─── MATERIAL FOR THE TASK ───

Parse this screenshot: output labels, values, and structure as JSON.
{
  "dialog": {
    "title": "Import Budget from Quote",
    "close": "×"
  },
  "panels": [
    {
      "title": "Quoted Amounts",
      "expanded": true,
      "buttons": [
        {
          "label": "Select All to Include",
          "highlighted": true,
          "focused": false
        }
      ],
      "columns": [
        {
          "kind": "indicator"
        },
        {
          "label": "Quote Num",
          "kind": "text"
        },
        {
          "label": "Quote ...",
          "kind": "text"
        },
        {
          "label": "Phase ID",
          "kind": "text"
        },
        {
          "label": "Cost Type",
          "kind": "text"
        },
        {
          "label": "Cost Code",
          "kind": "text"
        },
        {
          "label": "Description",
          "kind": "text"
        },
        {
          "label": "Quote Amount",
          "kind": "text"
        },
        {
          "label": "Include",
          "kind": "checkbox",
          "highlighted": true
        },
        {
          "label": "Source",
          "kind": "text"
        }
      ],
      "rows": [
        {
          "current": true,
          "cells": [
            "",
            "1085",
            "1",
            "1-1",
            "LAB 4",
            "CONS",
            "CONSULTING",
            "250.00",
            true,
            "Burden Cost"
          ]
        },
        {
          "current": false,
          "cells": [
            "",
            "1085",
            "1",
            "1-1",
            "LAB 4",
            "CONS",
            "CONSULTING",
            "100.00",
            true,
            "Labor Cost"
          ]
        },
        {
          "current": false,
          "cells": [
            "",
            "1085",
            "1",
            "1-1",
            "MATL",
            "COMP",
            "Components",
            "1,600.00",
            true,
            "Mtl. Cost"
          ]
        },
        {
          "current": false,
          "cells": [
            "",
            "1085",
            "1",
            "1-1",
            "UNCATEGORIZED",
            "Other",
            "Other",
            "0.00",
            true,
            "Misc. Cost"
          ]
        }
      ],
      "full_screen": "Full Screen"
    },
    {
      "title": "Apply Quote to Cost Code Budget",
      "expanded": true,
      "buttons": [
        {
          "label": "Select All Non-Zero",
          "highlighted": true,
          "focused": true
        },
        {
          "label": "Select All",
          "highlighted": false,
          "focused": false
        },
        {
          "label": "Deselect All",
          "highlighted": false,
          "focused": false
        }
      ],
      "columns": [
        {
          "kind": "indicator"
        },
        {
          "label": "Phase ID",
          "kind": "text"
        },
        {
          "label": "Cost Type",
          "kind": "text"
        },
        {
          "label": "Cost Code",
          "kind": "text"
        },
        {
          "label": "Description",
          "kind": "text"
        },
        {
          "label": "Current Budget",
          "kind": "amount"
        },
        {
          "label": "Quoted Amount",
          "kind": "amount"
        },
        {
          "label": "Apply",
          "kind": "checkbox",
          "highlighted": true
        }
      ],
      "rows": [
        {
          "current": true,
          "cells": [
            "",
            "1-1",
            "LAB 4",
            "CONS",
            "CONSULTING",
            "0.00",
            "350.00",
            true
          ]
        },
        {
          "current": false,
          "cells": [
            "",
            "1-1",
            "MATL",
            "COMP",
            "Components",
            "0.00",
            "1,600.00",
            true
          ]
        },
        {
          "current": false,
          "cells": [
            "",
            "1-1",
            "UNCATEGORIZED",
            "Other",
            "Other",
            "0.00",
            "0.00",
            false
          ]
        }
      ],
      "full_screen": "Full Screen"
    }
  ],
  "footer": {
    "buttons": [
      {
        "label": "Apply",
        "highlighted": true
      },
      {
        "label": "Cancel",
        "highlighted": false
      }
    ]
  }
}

───

[DIRECTIONS FOR THIS TASK] Repeat the whole listing exactly, keeping every line intact.

[FINISHED TASK]
Parse this screenshot: output labels, values, and structure as JSON.
{
  "dialog": {
    "title": "Import Budget from Quote",
    "close": "×"
  },
  "panels": [
    {
      "title": "Quoted Amounts",
      "expanded": true,
      "buttons": [
        {
          "label": "Select All to Include",
          "highlighted": true,
          "focused": false
        }
      ],
      "columns": [
        {
          "kind": "indicator"
        },
        {
          "label": "Quote Num",
          "kind": "text"
        },
        {
          "label": "Quote ...",
          "kind": "text"
        },
        {
          "label": "Phase ID",
          "kind": "text"
        },
        {
          "label": "Cost Type",
          "kind": "text"
        },
        {
          "label": "Cost Code",
          "kind": "text"
        },
        {
          "label": "Description",
          "kind": "text"
        },
        {
          "label": "Quote Amount",
          "kind": "text"
        },
        {
          "label": "Include",
          "kind": "checkbox",
          "highlighted": true
        },
        {
          "label": "Source",
          "kind": "text"
        }
      ],
      "rows": [
        {
          "current": true,
          "cells": [
            "",
            "1085",
            "1",
            "1-1",
            "LAB 4",
            "CONS",
            "CONSULTING",
            "250.00",
            true,
            "Burden Cost"
          ]
        },
        {
          "current": false,
          "cells": [
            "",
            "1085",
            "1",
            "1-1",
            "LAB 4",
            "CONS",
            "CONSULTING",
            "100.00",
            true,
            "Labor Cost"
          ]
        },
        {
          "current": false,
          "cells": [
            "",
            "1085",
            "1",
            "1-1",
            "MATL",
            "COMP",
            "Components",
            "1,600.00",
            true,
            "Mtl. Cost"
          ]
        },
        {
          "current": false,
          "cells": [
            "",
            "1085",
            "1",
            "1-1",
            "UNCATEGORIZED",
            "Other",
            "Other",
            "0.00",
            true,
            "Misc. Cost"
          ]
        }
      ],
      "full_screen": "Full Screen"
    },
    {
      "title": "Apply Quote to Cost Code Budget",
      "expanded": true,
      "buttons": [
        {
          "label": "Select All Non-Zero",
          "highlighted": true,
          "focused": true
        },
        {
          "label": "Select All",
          "highlighted": false,
          "focused": false
        },
        {
          "label": "Deselect All",
          "highlighted": false,
          "focused": false
        }
      ],
      "columns": [
        {
          "kind": "indicator"
        },
        {
          "label": "Phase ID",
          "kind": "text"
        },
        {
          "label": "Cost Type",
          "kind": "text"
        },
        {
          "label": "Cost Code",
          "kind": "text"
        },
        {
          "label": "Description",
          "kind": "text"
        },
        {
          "label": "Current Budget",
          "kind": "amount"
        },
        {
          "label": "Quoted Amount",
          "kind": "amount"
        },
        {
          "label": "Apply",
          "kind": "checkbox",
          "highlighted": true
        }
      ],
      "rows": [
        {
          "current": true,
          "cells": [
            "",
            "1-1",
            "LAB 4",
            "CONS",
            "CONSULTING",
            "0.00",
            "350.00",
            true
          ]
        },
        {
          "current": false,
          "cells": [
            "",
            "1-1",
            "MATL",
            "COMP",
            "Components",
            "0.00",
            "1,600.00",
            true
          ]
        },
        {
          "current": false,
          "cells": [
            "",
            "1-1",
            "UNCATEGORIZED",
            "Other",
            "Other",
            "0.00",
            "0.00",
            false
          ]
        }
      ],
      "full_screen": "Full Screen"
    }
  ],
  "footer": {
    "buttons": [
      {
        "label": "Apply",
        "highlighted": true
      },
      {
        "label": "Cancel",
        "highlighted": false
      }
    ]
  }
}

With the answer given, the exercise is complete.